## BEGIN

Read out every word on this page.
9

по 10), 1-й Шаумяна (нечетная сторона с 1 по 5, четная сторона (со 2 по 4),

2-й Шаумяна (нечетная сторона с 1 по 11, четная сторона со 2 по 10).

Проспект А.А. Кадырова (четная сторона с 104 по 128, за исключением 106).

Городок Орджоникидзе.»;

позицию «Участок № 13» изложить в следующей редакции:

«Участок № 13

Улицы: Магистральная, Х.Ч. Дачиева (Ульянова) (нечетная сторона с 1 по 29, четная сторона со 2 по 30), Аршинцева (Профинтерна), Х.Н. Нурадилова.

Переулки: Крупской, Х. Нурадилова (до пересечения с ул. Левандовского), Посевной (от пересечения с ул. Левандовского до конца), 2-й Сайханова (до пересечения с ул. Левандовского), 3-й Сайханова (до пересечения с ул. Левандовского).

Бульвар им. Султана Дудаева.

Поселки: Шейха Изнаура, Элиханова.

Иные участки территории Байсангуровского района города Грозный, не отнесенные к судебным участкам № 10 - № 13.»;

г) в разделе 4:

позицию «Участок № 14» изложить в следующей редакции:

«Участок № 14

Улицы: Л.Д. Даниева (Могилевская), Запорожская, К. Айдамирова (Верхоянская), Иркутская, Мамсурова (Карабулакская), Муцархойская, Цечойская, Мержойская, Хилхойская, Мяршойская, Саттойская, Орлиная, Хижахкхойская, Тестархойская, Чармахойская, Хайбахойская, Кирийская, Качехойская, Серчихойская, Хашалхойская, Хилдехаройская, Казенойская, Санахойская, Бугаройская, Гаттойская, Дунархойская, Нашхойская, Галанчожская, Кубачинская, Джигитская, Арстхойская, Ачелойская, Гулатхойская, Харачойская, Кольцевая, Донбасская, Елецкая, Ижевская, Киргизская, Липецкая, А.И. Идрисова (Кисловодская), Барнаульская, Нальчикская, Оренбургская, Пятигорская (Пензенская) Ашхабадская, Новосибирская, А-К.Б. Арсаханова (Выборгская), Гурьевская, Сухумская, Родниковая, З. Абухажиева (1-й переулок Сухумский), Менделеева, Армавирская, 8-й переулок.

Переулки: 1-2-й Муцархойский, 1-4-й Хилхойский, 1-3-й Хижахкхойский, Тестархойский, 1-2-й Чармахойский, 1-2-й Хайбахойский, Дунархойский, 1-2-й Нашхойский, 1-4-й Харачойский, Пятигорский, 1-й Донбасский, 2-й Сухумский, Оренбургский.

## END

**What is needed:** Reproduce every entry shown above, precisely as it stands.

**The response:**
Read out every word on this page.
9

по 10), 1-й Шаумяна (нечетная сторона с 1 по 5, четная сторона (со 2 по 4),

2-й Шаумяна (нечетная сторона с 1 по 11, четная сторона со 2 по 10).

Проспект А.А. Кадырова (четная сторона с 104 по 128, за исключением 106).

Городок Орджоникидзе.»;

позицию «Участок № 13» изложить в следующей редакции:

«Участок № 13

Улицы: Магистральная, Х.Ч. Дачиева (Ульянова) (нечетная сторона с 1 по 29, четная сторона со 2 по 30), Аршинцева (Профинтерна), Х.Н. Нурадилова.

Переулки: Крупской, Х. Нурадилова (до пересечения с ул. Левандовского), Посевной (от пересечения с ул. Левандовского до конца), 2-й Сайханова (до пересечения с ул. Левандовского), 3-й Сайханова (до пересечения с ул. Левандовского).

Бульвар им. Султана Дудаева.

Поселки: Шейха Изнаура, Элиханова.

Иные участки территории Байсангуровского района города Грозный, не отнесенные к судебным участкам № 10 - № 13.»;

г) в разделе 4:

позицию «Участок № 14» изложить в следующей редакции:

«Участок № 14

Улицы: Л.Д. Даниева (Могилевская), Запорожская, К. Айдамирова (Верхоянская), Иркутская, Мамсурова (Карабулакская), Муцархойская, Цечойская, Мержойская, Хилхойская, Мяршойская, Саттойская, Орлиная, Хижахкхойская, Тестархойская, Чармахойская, Хайбахойская, Кирийская, Качехойская, Серчихойская, Хашалхойская, Хилдехаройская, Казенойская, Санахойская, Бугаройская, Гаттойская, Дунархойская, Нашхойская, Галанчожская, Кубачинская, Джигитская, Арстхойская, Ачелойская, Гулатхойская, Харачойская, Кольцевая, Донбасская, Елецкая, Ижевская, Киргизская, Липецкая, А.И. Идрисова (Кисловодская), Барнаульская, Нальчикская, Оренбургская, Пятигорская (Пензенская) Ашхабадская, Новосибирская, А-К.Б. Арсаханова (Выборгская), Гурьевская, Сухумская, Родниковая, З. Абухажиева (1-й переулок Сухумский), Менделеева, Армавирская, 8-й переулок.

Переулки: 1-2-й Муцархойский, 1-4-й Хилхойский, 1-3-й Хижахкхойский, Тестархойский, 1-2-й Чармахойский, 1-2-й Хайбахойский, Дунархойский, 1-2-й Нашхойский, 1-4-й Харачойский, Пятигорский, 1-й Донбасский, 2-й Сухумский, Оренбургский.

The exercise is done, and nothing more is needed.